-------- Material supplied
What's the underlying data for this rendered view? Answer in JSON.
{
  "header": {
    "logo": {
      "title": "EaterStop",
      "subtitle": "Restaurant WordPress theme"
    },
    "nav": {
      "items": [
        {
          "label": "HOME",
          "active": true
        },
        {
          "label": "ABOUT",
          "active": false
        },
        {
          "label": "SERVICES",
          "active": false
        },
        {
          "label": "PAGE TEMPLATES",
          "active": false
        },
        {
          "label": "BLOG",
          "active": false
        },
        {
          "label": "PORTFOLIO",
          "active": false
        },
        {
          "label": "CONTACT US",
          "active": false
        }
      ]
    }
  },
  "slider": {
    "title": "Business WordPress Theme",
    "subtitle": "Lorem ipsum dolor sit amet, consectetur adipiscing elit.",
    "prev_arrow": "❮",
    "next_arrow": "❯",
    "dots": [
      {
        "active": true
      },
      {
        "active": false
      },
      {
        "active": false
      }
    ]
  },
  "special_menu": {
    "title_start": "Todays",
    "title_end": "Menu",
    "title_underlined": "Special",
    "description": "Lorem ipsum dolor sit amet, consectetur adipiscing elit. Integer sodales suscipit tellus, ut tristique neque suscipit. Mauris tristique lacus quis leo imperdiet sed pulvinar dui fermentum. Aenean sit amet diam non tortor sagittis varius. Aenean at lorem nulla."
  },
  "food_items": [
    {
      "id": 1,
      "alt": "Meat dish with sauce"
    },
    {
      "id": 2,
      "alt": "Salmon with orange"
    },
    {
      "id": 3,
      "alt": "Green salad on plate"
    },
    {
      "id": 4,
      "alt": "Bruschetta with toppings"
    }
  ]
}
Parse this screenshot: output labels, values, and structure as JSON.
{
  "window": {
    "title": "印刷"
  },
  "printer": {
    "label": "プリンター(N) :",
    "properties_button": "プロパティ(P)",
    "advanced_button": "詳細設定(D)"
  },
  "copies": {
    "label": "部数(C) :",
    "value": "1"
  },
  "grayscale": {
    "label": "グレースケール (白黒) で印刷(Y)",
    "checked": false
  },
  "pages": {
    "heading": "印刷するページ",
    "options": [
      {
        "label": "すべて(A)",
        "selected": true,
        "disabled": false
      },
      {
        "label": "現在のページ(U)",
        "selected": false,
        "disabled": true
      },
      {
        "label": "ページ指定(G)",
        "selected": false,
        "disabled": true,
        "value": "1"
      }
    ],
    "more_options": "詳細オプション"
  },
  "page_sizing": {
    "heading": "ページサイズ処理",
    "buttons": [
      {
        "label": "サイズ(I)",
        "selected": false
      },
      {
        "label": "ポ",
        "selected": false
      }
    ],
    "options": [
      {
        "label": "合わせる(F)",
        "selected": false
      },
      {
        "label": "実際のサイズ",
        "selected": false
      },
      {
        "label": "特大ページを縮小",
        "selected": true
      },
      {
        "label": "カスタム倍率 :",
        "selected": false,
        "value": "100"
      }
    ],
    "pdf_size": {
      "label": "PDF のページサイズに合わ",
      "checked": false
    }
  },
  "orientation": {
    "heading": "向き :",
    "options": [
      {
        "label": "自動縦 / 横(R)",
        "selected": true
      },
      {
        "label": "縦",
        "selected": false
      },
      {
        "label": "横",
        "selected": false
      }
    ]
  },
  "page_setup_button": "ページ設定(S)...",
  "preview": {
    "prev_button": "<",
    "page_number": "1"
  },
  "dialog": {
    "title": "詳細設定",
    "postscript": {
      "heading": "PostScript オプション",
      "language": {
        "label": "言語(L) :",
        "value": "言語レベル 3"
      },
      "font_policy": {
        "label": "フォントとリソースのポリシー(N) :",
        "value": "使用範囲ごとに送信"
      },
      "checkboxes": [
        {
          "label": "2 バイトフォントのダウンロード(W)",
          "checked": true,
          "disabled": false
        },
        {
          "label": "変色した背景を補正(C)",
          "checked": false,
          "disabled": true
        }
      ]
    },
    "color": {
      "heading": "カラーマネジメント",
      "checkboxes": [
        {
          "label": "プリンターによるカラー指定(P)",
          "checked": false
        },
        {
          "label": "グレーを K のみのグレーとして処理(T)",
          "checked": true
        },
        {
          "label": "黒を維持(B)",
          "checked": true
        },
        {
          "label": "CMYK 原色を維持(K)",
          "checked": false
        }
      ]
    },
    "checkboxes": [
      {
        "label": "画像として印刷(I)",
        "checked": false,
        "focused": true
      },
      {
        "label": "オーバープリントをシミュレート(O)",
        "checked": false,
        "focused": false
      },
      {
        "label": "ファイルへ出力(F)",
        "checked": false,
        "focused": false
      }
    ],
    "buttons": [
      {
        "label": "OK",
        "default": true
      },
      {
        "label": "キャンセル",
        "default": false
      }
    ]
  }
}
----------------
§ Goal: Reply with only the number of lines in the entries that contain the word "elit".

§ Correct response: 2